Task goal: Report all lines from the entries below in which "content" appears.

The input:
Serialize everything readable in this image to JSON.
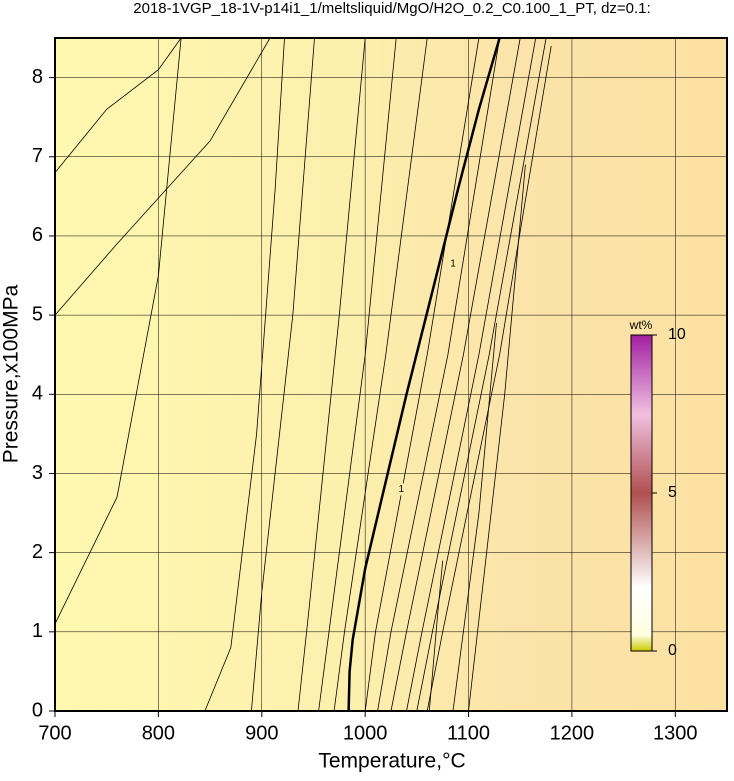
{
  "chart_data": {
    "type": "contour",
    "title": "2018-1VGP_18-1V-p14i1_1/meltsliquid/MgO/H2O_0.2_C0.100_1_PT, dz=0.1:",
    "x_label": "Temperature,°C",
    "y_label": "Pressure,x100MPa",
    "xlim": [
      700,
      1350
    ],
    "ylim": [
      0,
      8.5
    ],
    "xticks": [
      700,
      800,
      900,
      1000,
      1100,
      1200,
      1300
    ],
    "yticks": [
      0,
      1,
      2,
      3,
      4,
      5,
      6,
      7,
      8
    ],
    "grid": true,
    "series": [
      {
        "color": "#000000",
        "x": [
          700,
          760,
          800,
          822
        ],
        "y": [
          1.1,
          2.7,
          5.5,
          8.5
        ]
      },
      {
        "color": "#000000",
        "x": [
          700,
          760,
          850,
          908
        ],
        "y": [
          5.0,
          5.9,
          7.2,
          8.5
        ]
      },
      {
        "color": "#000000",
        "x": [
          700,
          750,
          800,
          822
        ],
        "y": [
          6.8,
          7.6,
          8.1,
          8.5
        ]
      },
      {
        "color": "#000000",
        "x": [
          845,
          870,
          895,
          913,
          922
        ],
        "y": [
          0,
          0.8,
          3.5,
          6.6,
          8.5
        ]
      },
      {
        "color": "#000000",
        "x": [
          890,
          900,
          930,
          951
        ],
        "y": [
          0,
          1.5,
          5.0,
          8.5
        ]
      },
      {
        "color": "#000000",
        "x": [
          935,
          945,
          975,
          1000
        ],
        "y": [
          0,
          1.2,
          5.0,
          8.5
        ]
      },
      {
        "color": "#000000",
        "x": [
          955,
          965,
          1000,
          1030
        ],
        "y": [
          0,
          1,
          4.5,
          8.5
        ]
      },
      {
        "color": "#000000",
        "x": [
          970,
          980,
          1020,
          1060
        ],
        "y": [
          0,
          1,
          4.5,
          8.5
        ]
      },
      {
        "color": "#000000",
        "bold": true,
        "x": [
          984,
          985,
          988,
          1000,
          1020,
          1040,
          1065,
          1090,
          1110,
          1130
        ],
        "y": [
          0,
          0.5,
          0.9,
          1.8,
          2.9,
          4.0,
          5.3,
          6.6,
          7.6,
          8.5
        ]
      },
      {
        "color": "#000000",
        "x": [
          1000,
          1010,
          1060,
          1110
        ],
        "y": [
          0,
          1,
          4.5,
          8.5
        ]
      },
      {
        "color": "#000000",
        "x": [
          1012,
          1025,
          1080,
          1130
        ],
        "y": [
          0,
          1,
          4.5,
          8.5
        ]
      },
      {
        "color": "#000000",
        "x": [
          1025,
          1040,
          1095,
          1150
        ],
        "y": [
          0,
          1,
          4.5,
          8.5
        ]
      },
      {
        "color": "#000000",
        "x": [
          1040,
          1055,
          1110,
          1165
        ],
        "y": [
          0,
          1,
          4.5,
          8.5
        ]
      },
      {
        "color": "#000000",
        "x": [
          1050,
          1065,
          1120,
          1175
        ],
        "y": [
          0,
          1,
          4.5,
          8.5
        ]
      },
      {
        "color": "#000000",
        "x": [
          1060,
          1075,
          1130,
          1180
        ],
        "y": [
          0,
          1,
          4.5,
          8.4
        ]
      },
      {
        "color": "#000000",
        "x": [
          1062,
          1070,
          1075
        ],
        "y": [
          0,
          1.2,
          1.9
        ]
      },
      {
        "color": "#000000",
        "x": [
          1085,
          1110,
          1127
        ],
        "y": [
          0,
          2.5,
          4.9
        ]
      },
      {
        "color": "#000000",
        "x": [
          1100,
          1135,
          1155
        ],
        "y": [
          0,
          4.0,
          6.9
        ]
      }
    ],
    "contour_labels": [
      {
        "text": "1",
        "x": 1035,
        "y": 2.8
      },
      {
        "text": "1",
        "x": 1085,
        "y": 5.65
      }
    ],
    "colorbar": {
      "label": "wt%",
      "lim": [
        0,
        10
      ],
      "ticks": [
        0,
        5,
        10
      ]
    }
  }
}
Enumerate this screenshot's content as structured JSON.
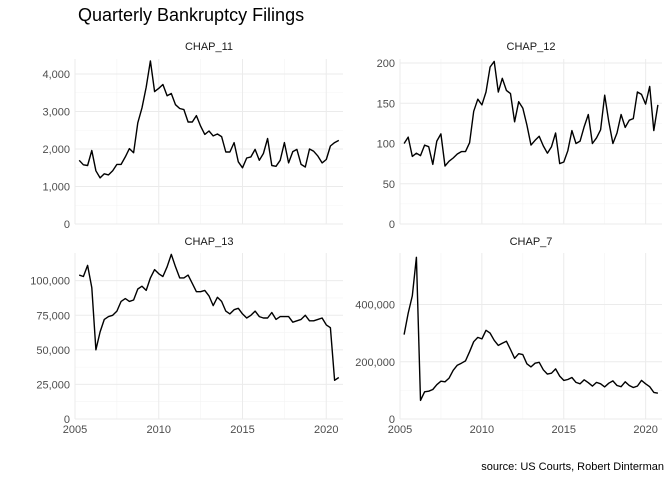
{
  "page": {
    "title": "Quarterly Bankruptcy Filings",
    "caption": "source: US Courts, Robert Dinterman"
  },
  "chart_data": {
    "type": "line",
    "facets": true,
    "grid": "on",
    "xlim": [
      2005,
      2021
    ],
    "x_ticks": [
      2005,
      2010,
      2015,
      2020
    ],
    "panels": [
      {
        "name": "CHAP_11",
        "ylim": [
          0,
          4400
        ],
        "y_ticks": [
          0,
          1000,
          2000,
          3000,
          4000
        ],
        "y_tick_labels": [
          "0",
          "1,000",
          "2,000",
          "3,000",
          "4,000"
        ],
        "x": [
          2005.25,
          2005.5,
          2005.75,
          2006.0,
          2006.25,
          2006.5,
          2006.75,
          2007.0,
          2007.25,
          2007.5,
          2007.75,
          2008.0,
          2008.25,
          2008.5,
          2008.75,
          2009.0,
          2009.25,
          2009.5,
          2009.75,
          2010.0,
          2010.25,
          2010.5,
          2010.75,
          2011.0,
          2011.25,
          2011.5,
          2011.75,
          2012.0,
          2012.25,
          2012.5,
          2012.75,
          2013.0,
          2013.25,
          2013.5,
          2013.75,
          2014.0,
          2014.25,
          2014.5,
          2014.75,
          2015.0,
          2015.25,
          2015.5,
          2015.75,
          2016.0,
          2016.25,
          2016.5,
          2016.75,
          2017.0,
          2017.25,
          2017.5,
          2017.75,
          2018.0,
          2018.25,
          2018.5,
          2018.75,
          2019.0,
          2019.25,
          2019.5,
          2019.75,
          2020.0,
          2020.25,
          2020.5,
          2020.75
        ],
        "values": [
          1700,
          1580,
          1560,
          1960,
          1420,
          1230,
          1340,
          1310,
          1420,
          1590,
          1590,
          1790,
          2010,
          1900,
          2700,
          3100,
          3650,
          4350,
          3530,
          3620,
          3720,
          3420,
          3480,
          3180,
          3080,
          3050,
          2720,
          2720,
          2890,
          2610,
          2390,
          2480,
          2350,
          2400,
          2330,
          1920,
          1920,
          2170,
          1660,
          1500,
          1760,
          1790,
          1990,
          1700,
          1880,
          2280,
          1560,
          1540,
          1700,
          2170,
          1630,
          1930,
          1990,
          1590,
          1520,
          2000,
          1940,
          1810,
          1630,
          1720,
          2080,
          2170,
          2230
        ]
      },
      {
        "name": "CHAP_12",
        "ylim": [
          0,
          205
        ],
        "y_ticks": [
          0,
          50,
          100,
          150,
          200
        ],
        "y_tick_labels": [
          "0",
          "50",
          "100",
          "150",
          "200"
        ],
        "x": [
          2005.25,
          2005.5,
          2005.75,
          2006.0,
          2006.25,
          2006.5,
          2006.75,
          2007.0,
          2007.25,
          2007.5,
          2007.75,
          2008.0,
          2008.25,
          2008.5,
          2008.75,
          2009.0,
          2009.25,
          2009.5,
          2009.75,
          2010.0,
          2010.25,
          2010.5,
          2010.75,
          2011.0,
          2011.25,
          2011.5,
          2011.75,
          2012.0,
          2012.25,
          2012.5,
          2012.75,
          2013.0,
          2013.25,
          2013.5,
          2013.75,
          2014.0,
          2014.25,
          2014.5,
          2014.75,
          2015.0,
          2015.25,
          2015.5,
          2015.75,
          2016.0,
          2016.25,
          2016.5,
          2016.75,
          2017.0,
          2017.25,
          2017.5,
          2017.75,
          2018.0,
          2018.25,
          2018.5,
          2018.75,
          2019.0,
          2019.25,
          2019.5,
          2019.75,
          2020.0,
          2020.25,
          2020.5,
          2020.75
        ],
        "values": [
          100,
          108,
          84,
          88,
          85,
          98,
          96,
          74,
          103,
          112,
          72,
          78,
          82,
          87,
          90,
          90,
          101,
          140,
          155,
          148,
          164,
          195,
          202,
          164,
          181,
          166,
          162,
          127,
          152,
          144,
          123,
          98,
          104,
          109,
          97,
          88,
          96,
          113,
          75,
          77,
          91,
          116,
          100,
          103,
          121,
          136,
          100,
          107,
          117,
          160,
          127,
          100,
          113,
          136,
          120,
          129,
          131,
          164,
          161,
          149,
          171,
          116,
          148
        ]
      },
      {
        "name": "CHAP_13",
        "ylim": [
          0,
          120000
        ],
        "y_ticks": [
          0,
          25000,
          50000,
          75000,
          100000
        ],
        "y_tick_labels": [
          "0",
          "25,000",
          "50,000",
          "75,000",
          "100,000"
        ],
        "x": [
          2005.25,
          2005.5,
          2005.75,
          2006.0,
          2006.25,
          2006.5,
          2006.75,
          2007.0,
          2007.25,
          2007.5,
          2007.75,
          2008.0,
          2008.25,
          2008.5,
          2008.75,
          2009.0,
          2009.25,
          2009.5,
          2009.75,
          2010.0,
          2010.25,
          2010.5,
          2010.75,
          2011.0,
          2011.25,
          2011.5,
          2011.75,
          2012.0,
          2012.25,
          2012.5,
          2012.75,
          2013.0,
          2013.25,
          2013.5,
          2013.75,
          2014.0,
          2014.25,
          2014.5,
          2014.75,
          2015.0,
          2015.25,
          2015.5,
          2015.75,
          2016.0,
          2016.25,
          2016.5,
          2016.75,
          2017.0,
          2017.25,
          2017.5,
          2017.75,
          2018.0,
          2018.25,
          2018.5,
          2018.75,
          2019.0,
          2019.25,
          2019.5,
          2019.75,
          2020.0,
          2020.25,
          2020.5,
          2020.75
        ],
        "values": [
          104000,
          103000,
          111000,
          95000,
          50000,
          63000,
          72000,
          74000,
          75000,
          78000,
          85000,
          87000,
          85000,
          86000,
          94000,
          96000,
          93000,
          102000,
          108000,
          105000,
          103000,
          110000,
          119000,
          110000,
          102000,
          102000,
          104000,
          98000,
          92000,
          92000,
          93000,
          89000,
          82000,
          88000,
          85000,
          78000,
          76000,
          79000,
          80000,
          76000,
          73000,
          75000,
          78000,
          74000,
          73000,
          73000,
          77000,
          72000,
          74000,
          74000,
          74000,
          70000,
          71000,
          72000,
          75000,
          71000,
          71000,
          72000,
          73000,
          68000,
          66000,
          28000,
          30000
        ]
      },
      {
        "name": "CHAP_7",
        "ylim": [
          0,
          580000
        ],
        "y_ticks": [
          0,
          200000,
          400000
        ],
        "y_tick_labels": [
          "0",
          "200,000",
          "400,000"
        ],
        "x": [
          2005.25,
          2005.5,
          2005.75,
          2006.0,
          2006.25,
          2006.5,
          2006.75,
          2007.0,
          2007.25,
          2007.5,
          2007.75,
          2008.0,
          2008.25,
          2008.5,
          2008.75,
          2009.0,
          2009.25,
          2009.5,
          2009.75,
          2010.0,
          2010.25,
          2010.5,
          2010.75,
          2011.0,
          2011.25,
          2011.5,
          2011.75,
          2012.0,
          2012.25,
          2012.5,
          2012.75,
          2013.0,
          2013.25,
          2013.5,
          2013.75,
          2014.0,
          2014.25,
          2014.5,
          2014.75,
          2015.0,
          2015.25,
          2015.5,
          2015.75,
          2016.0,
          2016.25,
          2016.5,
          2016.75,
          2017.0,
          2017.25,
          2017.5,
          2017.75,
          2018.0,
          2018.25,
          2018.5,
          2018.75,
          2019.0,
          2019.25,
          2019.5,
          2019.75,
          2020.0,
          2020.25,
          2020.5,
          2020.75
        ],
        "values": [
          295000,
          370000,
          430000,
          565000,
          65000,
          95000,
          97000,
          103000,
          120000,
          132000,
          130000,
          143000,
          170000,
          188000,
          195000,
          203000,
          235000,
          270000,
          285000,
          280000,
          310000,
          300000,
          275000,
          257000,
          265000,
          272000,
          243000,
          212000,
          228000,
          225000,
          193000,
          182000,
          195000,
          198000,
          172000,
          157000,
          160000,
          175000,
          150000,
          135000,
          138000,
          145000,
          128000,
          123000,
          137000,
          127000,
          115000,
          128000,
          123000,
          112000,
          125000,
          133000,
          117000,
          113000,
          130000,
          117000,
          110000,
          115000,
          135000,
          123000,
          113000,
          93000,
          90000
        ]
      }
    ]
  }
}
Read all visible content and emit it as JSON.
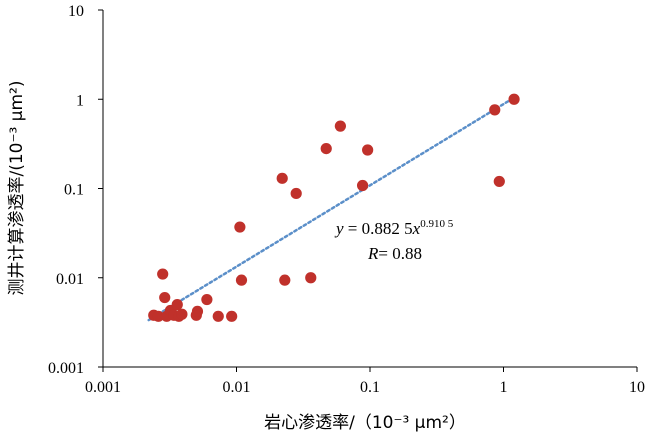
{
  "chart_data": {
    "type": "scatter",
    "x_scale": "log",
    "y_scale": "log",
    "xlim": [
      0.001,
      10
    ],
    "ylim": [
      0.001,
      10
    ],
    "x_ticks": [
      "0.001",
      "0.01",
      "0.1",
      "1",
      "10"
    ],
    "y_ticks": [
      "0.001",
      "0.01",
      "0.1",
      "1",
      "10"
    ],
    "xlabel": "岩心渗透率/（10⁻³ μm²）",
    "ylabel": "测井计算渗透率/(10⁻³ μm²)",
    "grid": false,
    "point_color": "#C0312B",
    "trend_color": "#5B8FC9",
    "points": [
      {
        "x": 0.0024,
        "y": 0.0038
      },
      {
        "x": 0.0026,
        "y": 0.0037
      },
      {
        "x": 0.0028,
        "y": 0.011
      },
      {
        "x": 0.0029,
        "y": 0.006
      },
      {
        "x": 0.003,
        "y": 0.0037
      },
      {
        "x": 0.0032,
        "y": 0.0043
      },
      {
        "x": 0.0034,
        "y": 0.0038
      },
      {
        "x": 0.0036,
        "y": 0.005
      },
      {
        "x": 0.0037,
        "y": 0.0037
      },
      {
        "x": 0.0039,
        "y": 0.0039
      },
      {
        "x": 0.005,
        "y": 0.0038
      },
      {
        "x": 0.0051,
        "y": 0.0042
      },
      {
        "x": 0.006,
        "y": 0.0057
      },
      {
        "x": 0.0073,
        "y": 0.0037
      },
      {
        "x": 0.0092,
        "y": 0.0037
      },
      {
        "x": 0.0106,
        "y": 0.037
      },
      {
        "x": 0.0109,
        "y": 0.0094
      },
      {
        "x": 0.022,
        "y": 0.13
      },
      {
        "x": 0.023,
        "y": 0.0094
      },
      {
        "x": 0.028,
        "y": 0.088
      },
      {
        "x": 0.036,
        "y": 0.01
      },
      {
        "x": 0.047,
        "y": 0.28
      },
      {
        "x": 0.06,
        "y": 0.5
      },
      {
        "x": 0.088,
        "y": 0.108
      },
      {
        "x": 0.096,
        "y": 0.27
      },
      {
        "x": 0.86,
        "y": 0.76
      },
      {
        "x": 0.93,
        "y": 0.12
      },
      {
        "x": 1.2,
        "y": 1.0
      }
    ],
    "trendline": {
      "type": "power",
      "a": 0.8825,
      "b": 0.9105,
      "x_range": [
        0.0022,
        1.2
      ]
    },
    "annotation": {
      "equation_lhs": "y",
      "equation_mid": " = 0.882 5",
      "equation_var": "x",
      "equation_exp": "0.910 5",
      "r_label": "R",
      "r_value": "= 0.88"
    }
  }
}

Task answer:
Enumerate this screenshot's content as structured JSON.
Read all visible content and emit it as JSON.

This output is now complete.